─── DATA SUPPLIED

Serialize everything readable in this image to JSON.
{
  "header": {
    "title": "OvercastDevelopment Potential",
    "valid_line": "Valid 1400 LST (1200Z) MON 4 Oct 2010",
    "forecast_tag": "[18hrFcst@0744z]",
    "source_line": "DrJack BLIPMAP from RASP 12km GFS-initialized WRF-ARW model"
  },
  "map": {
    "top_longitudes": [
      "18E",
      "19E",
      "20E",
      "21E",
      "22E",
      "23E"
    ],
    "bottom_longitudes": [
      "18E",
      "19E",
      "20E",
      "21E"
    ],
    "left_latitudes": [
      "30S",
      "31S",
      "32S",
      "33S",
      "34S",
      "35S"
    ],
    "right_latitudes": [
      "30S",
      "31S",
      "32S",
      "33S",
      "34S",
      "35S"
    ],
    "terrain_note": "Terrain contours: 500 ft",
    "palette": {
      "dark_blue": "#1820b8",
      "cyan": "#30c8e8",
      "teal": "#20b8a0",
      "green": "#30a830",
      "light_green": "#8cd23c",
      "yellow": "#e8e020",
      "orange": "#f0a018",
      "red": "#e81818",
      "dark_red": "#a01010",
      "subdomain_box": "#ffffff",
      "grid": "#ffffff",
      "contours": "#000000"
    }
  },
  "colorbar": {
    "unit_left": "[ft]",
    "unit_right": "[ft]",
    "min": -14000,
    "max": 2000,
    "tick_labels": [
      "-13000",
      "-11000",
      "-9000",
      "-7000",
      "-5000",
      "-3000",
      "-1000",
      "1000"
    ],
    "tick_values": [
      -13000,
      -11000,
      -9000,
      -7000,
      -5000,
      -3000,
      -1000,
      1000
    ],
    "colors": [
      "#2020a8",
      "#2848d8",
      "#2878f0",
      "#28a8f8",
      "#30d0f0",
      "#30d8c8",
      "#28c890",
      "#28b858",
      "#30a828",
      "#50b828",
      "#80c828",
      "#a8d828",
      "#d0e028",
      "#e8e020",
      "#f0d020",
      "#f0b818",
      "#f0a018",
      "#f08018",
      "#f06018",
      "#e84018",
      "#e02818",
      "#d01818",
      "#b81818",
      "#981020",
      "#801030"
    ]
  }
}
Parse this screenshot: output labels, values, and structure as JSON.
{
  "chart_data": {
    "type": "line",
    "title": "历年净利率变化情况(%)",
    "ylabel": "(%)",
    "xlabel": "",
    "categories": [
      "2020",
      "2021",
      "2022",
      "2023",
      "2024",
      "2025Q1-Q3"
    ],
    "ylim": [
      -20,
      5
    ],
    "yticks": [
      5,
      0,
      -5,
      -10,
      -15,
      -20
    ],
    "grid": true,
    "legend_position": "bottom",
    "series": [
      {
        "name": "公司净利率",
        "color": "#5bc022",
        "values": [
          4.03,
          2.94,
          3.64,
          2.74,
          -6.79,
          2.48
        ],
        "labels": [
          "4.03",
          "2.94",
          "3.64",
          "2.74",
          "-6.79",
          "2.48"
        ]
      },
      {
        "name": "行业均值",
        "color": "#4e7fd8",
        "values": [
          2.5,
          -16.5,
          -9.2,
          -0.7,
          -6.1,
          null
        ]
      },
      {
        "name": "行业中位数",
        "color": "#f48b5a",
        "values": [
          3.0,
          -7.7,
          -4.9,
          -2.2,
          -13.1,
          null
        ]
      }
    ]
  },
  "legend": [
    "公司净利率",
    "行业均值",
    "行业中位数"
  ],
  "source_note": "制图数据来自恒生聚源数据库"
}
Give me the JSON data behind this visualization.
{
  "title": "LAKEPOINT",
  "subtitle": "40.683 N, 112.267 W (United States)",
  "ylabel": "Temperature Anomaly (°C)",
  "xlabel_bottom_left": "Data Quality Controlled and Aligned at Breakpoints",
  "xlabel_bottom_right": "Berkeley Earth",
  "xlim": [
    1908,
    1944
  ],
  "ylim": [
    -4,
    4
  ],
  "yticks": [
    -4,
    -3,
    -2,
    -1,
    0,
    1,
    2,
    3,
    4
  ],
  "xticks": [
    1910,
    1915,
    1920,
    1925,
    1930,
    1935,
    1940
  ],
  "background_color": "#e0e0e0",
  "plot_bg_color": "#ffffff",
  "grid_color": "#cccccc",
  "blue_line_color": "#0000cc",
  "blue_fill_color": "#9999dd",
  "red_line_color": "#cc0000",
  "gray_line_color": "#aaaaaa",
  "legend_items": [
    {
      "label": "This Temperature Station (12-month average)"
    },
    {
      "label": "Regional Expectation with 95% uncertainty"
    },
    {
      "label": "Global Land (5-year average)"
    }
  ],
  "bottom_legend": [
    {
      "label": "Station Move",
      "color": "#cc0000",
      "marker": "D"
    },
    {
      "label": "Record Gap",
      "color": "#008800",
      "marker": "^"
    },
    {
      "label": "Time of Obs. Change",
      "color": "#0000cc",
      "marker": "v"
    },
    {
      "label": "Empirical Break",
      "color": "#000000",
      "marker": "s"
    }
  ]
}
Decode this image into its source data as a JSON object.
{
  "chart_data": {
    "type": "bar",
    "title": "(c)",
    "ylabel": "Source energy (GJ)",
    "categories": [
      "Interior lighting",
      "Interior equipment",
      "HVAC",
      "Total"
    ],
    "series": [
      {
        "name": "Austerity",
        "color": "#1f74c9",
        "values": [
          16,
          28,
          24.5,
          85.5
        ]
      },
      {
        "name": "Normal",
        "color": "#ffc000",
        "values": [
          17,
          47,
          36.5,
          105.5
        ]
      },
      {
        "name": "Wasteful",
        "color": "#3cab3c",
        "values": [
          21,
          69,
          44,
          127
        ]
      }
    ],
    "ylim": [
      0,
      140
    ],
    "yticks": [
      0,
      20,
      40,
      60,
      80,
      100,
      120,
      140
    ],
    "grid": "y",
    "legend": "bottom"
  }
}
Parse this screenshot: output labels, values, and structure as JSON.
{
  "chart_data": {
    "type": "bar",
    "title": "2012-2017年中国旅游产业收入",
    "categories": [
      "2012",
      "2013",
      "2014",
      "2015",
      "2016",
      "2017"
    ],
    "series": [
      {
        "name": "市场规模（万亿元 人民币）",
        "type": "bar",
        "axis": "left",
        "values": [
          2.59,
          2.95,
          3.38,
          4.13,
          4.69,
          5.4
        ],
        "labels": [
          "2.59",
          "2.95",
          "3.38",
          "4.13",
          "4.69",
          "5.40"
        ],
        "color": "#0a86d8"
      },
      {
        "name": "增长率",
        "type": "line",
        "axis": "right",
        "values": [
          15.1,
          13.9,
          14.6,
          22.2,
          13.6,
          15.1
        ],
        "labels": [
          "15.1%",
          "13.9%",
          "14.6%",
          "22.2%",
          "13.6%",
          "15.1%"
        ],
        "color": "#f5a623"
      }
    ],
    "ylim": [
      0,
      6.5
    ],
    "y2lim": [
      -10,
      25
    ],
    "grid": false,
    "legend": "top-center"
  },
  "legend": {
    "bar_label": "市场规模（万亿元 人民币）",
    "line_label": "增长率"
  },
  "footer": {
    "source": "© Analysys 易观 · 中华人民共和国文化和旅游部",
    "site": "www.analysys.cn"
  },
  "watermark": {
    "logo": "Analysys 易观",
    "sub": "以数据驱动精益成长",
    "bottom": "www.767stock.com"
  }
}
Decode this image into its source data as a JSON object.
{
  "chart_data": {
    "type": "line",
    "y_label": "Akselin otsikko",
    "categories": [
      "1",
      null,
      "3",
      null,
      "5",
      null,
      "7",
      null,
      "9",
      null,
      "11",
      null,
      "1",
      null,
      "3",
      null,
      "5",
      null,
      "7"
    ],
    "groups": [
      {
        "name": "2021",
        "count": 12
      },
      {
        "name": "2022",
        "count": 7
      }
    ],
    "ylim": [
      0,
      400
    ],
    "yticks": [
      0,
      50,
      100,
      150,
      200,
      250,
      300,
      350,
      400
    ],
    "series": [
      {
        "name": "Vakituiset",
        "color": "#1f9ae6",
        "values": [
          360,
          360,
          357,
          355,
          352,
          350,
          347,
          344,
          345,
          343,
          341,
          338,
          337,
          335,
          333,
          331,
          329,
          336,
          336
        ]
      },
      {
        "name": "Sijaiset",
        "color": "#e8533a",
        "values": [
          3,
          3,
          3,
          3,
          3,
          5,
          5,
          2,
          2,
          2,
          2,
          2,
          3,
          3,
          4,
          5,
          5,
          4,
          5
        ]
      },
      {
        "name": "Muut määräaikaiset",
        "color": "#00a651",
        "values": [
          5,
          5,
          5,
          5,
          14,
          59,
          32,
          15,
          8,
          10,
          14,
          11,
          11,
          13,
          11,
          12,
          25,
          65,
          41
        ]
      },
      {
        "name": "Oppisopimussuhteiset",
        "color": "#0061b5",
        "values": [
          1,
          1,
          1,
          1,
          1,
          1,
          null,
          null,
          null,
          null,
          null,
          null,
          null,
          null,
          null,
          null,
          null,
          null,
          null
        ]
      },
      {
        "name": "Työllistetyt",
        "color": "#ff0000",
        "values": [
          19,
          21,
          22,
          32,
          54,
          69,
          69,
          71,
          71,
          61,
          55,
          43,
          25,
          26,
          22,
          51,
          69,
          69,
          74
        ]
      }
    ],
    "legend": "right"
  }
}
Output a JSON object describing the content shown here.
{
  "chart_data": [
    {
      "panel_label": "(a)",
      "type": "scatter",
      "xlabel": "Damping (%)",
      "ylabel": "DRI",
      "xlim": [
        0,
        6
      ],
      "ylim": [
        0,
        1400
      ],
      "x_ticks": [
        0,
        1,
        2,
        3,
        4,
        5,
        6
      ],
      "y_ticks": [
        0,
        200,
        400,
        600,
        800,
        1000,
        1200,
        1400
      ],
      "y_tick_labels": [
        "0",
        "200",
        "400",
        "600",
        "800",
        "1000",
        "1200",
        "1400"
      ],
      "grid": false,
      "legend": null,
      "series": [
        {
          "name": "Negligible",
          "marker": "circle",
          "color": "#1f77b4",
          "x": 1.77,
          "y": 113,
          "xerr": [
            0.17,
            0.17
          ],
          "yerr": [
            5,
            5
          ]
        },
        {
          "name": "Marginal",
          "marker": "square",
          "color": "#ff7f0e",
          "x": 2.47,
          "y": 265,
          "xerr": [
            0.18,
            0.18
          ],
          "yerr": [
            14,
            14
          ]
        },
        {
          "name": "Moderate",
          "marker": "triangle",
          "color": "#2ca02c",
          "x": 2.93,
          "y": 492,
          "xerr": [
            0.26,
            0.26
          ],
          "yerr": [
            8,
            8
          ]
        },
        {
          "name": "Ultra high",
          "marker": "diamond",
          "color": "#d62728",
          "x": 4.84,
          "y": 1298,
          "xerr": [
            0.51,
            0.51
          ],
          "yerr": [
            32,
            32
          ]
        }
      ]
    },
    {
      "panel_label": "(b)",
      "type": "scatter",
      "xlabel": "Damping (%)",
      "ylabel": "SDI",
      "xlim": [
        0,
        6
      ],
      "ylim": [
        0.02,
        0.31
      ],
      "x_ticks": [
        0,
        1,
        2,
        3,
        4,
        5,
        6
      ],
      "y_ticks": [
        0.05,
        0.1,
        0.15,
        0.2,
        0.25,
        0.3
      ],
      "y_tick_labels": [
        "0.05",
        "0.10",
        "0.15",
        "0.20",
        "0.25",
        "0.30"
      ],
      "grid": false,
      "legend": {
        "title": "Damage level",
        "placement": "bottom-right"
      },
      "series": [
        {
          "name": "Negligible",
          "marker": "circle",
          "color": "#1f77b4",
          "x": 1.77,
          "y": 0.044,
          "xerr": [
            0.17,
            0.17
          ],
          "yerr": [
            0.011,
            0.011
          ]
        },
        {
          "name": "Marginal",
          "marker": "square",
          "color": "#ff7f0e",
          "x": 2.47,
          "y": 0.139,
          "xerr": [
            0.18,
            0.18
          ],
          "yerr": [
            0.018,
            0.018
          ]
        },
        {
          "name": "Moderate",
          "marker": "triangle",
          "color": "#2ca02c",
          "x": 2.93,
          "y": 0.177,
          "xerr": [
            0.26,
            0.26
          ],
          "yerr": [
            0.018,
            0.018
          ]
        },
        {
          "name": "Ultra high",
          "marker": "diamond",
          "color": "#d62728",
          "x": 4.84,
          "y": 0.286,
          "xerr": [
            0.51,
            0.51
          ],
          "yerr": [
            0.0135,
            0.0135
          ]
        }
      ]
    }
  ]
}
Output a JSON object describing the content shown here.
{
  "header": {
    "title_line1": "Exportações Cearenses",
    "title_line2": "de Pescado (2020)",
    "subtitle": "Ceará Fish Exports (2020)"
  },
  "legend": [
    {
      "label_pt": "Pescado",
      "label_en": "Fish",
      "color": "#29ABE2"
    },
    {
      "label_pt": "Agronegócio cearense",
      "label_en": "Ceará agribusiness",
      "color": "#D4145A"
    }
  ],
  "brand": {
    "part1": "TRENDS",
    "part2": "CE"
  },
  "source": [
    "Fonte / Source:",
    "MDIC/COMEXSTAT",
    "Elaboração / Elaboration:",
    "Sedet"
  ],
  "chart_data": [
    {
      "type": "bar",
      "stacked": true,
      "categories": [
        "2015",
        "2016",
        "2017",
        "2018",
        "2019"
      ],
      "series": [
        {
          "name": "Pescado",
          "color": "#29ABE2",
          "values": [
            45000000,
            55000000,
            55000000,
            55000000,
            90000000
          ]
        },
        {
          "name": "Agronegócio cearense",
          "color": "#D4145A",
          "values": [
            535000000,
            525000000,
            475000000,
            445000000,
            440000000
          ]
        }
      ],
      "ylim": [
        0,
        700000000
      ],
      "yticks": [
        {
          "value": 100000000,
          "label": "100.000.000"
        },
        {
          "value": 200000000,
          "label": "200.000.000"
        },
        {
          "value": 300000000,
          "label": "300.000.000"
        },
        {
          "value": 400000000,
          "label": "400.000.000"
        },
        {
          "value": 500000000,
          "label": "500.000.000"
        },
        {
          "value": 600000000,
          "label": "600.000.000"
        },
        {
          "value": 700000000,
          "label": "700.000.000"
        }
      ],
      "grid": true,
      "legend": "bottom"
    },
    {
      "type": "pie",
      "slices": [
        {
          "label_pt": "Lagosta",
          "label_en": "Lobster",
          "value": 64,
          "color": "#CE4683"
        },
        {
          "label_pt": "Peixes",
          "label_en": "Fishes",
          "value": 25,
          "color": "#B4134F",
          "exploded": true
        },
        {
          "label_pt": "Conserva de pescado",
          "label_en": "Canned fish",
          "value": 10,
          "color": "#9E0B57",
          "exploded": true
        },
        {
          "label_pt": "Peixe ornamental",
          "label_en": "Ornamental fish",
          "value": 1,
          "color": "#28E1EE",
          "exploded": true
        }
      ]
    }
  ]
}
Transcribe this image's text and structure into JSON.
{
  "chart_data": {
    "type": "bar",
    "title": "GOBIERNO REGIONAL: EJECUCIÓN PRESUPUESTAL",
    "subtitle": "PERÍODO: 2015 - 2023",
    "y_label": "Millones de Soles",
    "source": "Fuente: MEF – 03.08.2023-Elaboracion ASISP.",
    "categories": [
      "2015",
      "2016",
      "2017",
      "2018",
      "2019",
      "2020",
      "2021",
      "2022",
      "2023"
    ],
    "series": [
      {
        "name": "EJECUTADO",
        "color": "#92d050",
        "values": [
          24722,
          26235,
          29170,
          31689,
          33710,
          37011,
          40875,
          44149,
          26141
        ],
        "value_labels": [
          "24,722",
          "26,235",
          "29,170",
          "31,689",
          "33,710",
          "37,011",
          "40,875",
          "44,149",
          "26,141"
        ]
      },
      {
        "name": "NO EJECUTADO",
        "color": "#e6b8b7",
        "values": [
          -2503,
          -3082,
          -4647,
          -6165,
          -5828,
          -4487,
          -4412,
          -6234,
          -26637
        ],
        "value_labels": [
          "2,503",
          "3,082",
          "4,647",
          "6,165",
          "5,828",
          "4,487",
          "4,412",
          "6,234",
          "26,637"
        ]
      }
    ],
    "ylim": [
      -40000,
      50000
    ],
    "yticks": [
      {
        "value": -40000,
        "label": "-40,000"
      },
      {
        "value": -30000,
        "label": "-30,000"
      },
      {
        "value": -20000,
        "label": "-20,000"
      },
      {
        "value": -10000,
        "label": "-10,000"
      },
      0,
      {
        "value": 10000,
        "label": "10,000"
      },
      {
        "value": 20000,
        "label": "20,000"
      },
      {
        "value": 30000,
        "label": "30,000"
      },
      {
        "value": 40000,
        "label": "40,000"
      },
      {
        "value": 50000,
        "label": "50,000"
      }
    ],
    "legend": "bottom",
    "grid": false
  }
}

──────

**AIM**:
Only the number is wanted: how many lines in the data include the word "Station"?

**CORRECT RESPONSE**:
2